__Task prompt__. Find the string "передаче" in the data, then copy every line where it is found.
+---+
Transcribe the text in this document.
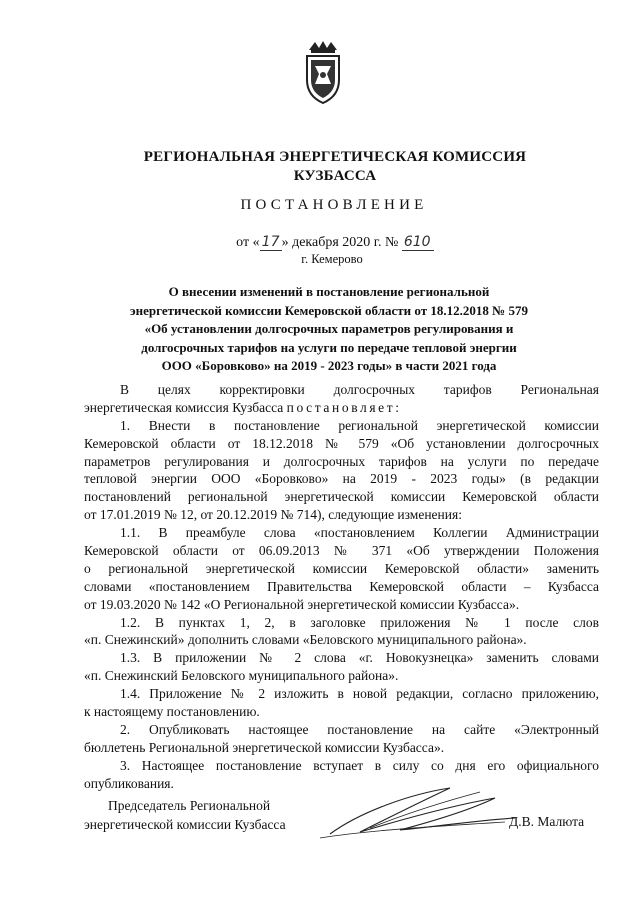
РЕГИОНАЛЬНАЯ ЭНЕРГЕТИЧЕСКАЯ КОМИССИЯ
КУЗБАССА
ПОСТАНОВЛЕНИЕ
от « 17 » декабря 2020 г. № 610
г. Кемерово
О внесении изменений в постановление региональной
энергетической комиссии Кемеровской области от 18.12.2018 № 579
«Об установлении долгосрочных параметров регулирования и
долгосрочных тарифов на услуги по передаче тепловой энергии
ООО «Боровково» на 2019 - 2023 годы» в части 2021 года
В целях корректировки долгосрочных тарифов Региональная
энергетическая комиссия Кузбасса постановляет:
1. Внести в постановление региональной энергетической комиссии
Кемеровской области от 18.12.2018 № 579 «Об установлении долгосрочных
параметров регулирования и долгосрочных тарифов на услуги по передаче
тепловой энергии ООО «Боровково» на 2019 - 2023 годы» (в редакции
постановлений региональной энергетической комиссии Кемеровской области
от 17.01.2019 № 12, от 20.12.2019 № 714), следующие изменения:
1.1. В преамбуле слова «постановлением Коллегии Администрации
Кемеровской области от 06.09.2013 № 371 «Об утверждении Положения
о региональной энергетической комиссии Кемеровской области» заменить
словами «постановлением Правительства Кемеровской области – Кузбасса
от 19.03.2020 № 142 «О Региональной энергетической комиссии Кузбасса».
1.2. В пунктах 1, 2, в заголовке приложения № 1 после слов
«п. Снежинский» дополнить словами «Беловского муниципального района».
1.3. В приложении № 2 слова «г. Новокузнецка» заменить словами
«п. Снежинский Беловского муниципального района».
1.4. Приложение № 2 изложить в новой редакции, согласно приложению,
к настоящему постановлению.
2. Опубликовать настоящее постановление на сайте «Электронный
бюллетень Региональной энергетической комиссии Кузбасса».
3. Настоящее постановление вступает в силу со дня его официального
опубликования.
Председатель Региональной
энергетической комиссии Кузбасса	Д.В. Малюта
+---+
__Response to this exercise__.
долгосрочных тарифов на услуги по передаче тепловой энергии
параметров регулирования и долгосрочных тарифов на услуги по передаче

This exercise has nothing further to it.